--- Start of Stored data ---

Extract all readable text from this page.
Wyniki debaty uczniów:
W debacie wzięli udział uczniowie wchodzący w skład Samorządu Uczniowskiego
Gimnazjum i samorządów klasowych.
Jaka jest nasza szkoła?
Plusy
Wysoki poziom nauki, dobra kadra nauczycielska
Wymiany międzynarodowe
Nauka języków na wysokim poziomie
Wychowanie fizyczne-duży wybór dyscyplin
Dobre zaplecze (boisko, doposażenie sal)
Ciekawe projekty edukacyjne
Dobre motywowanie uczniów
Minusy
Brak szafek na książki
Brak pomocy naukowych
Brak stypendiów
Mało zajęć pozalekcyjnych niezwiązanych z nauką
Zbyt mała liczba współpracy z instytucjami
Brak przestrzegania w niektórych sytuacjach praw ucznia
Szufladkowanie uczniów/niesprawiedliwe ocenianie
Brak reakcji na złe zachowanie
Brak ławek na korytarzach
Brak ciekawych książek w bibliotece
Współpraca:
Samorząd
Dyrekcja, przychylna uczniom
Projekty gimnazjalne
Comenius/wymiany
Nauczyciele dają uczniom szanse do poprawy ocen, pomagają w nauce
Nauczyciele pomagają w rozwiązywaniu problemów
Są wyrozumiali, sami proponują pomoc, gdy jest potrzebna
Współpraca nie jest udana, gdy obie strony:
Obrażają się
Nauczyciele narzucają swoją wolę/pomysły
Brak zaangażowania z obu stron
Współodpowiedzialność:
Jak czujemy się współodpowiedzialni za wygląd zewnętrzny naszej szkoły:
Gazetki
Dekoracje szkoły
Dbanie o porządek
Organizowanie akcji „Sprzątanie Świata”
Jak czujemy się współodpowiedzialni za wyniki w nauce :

--- End of Stored data ---

* _Challenge_
Write out every entry again, keeping each line exactly the same.

* _Task solution_
Extract all readable text from this page.
Wyniki debaty uczniów:
W debacie wzięli udział uczniowie wchodzący w skład Samorządu Uczniowskiego
Gimnazjum i samorządów klasowych.
Jaka jest nasza szkoła?
Plusy
Wysoki poziom nauki, dobra kadra nauczycielska
Wymiany międzynarodowe
Nauka języków na wysokim poziomie
Wychowanie fizyczne-duży wybór dyscyplin
Dobre zaplecze (boisko, doposażenie sal)
Ciekawe projekty edukacyjne
Dobre motywowanie uczniów
Minusy
Brak szafek na książki
Brak pomocy naukowych
Brak stypendiów
Mało zajęć pozalekcyjnych niezwiązanych z nauką
Zbyt mała liczba współpracy z instytucjami
Brak przestrzegania w niektórych sytuacjach praw ucznia
Szufladkowanie uczniów/niesprawiedliwe ocenianie
Brak reakcji na złe zachowanie
Brak ławek na korytarzach
Brak ciekawych książek w bibliotece
Współpraca:
Samorząd
Dyrekcja, przychylna uczniom
Projekty gimnazjalne
Comenius/wymiany
Nauczyciele dają uczniom szanse do poprawy ocen, pomagają w nauce
Nauczyciele pomagają w rozwiązywaniu problemów
Są wyrozumiali, sami proponują pomoc, gdy jest potrzebna
Współpraca nie jest udana, gdy obie strony:
Obrażają się
Nauczyciele narzucają swoją wolę/pomysły
Brak zaangażowania z obu stron
Współodpowiedzialność:
Jak czujemy się współodpowiedzialni za wygląd zewnętrzny naszej szkoły:
Gazetki
Dekoracje szkoły
Dbanie o porządek
Organizowanie akcji „Sprzątanie Świata”
Jak czujemy się współodpowiedzialni za wyniki w nauce :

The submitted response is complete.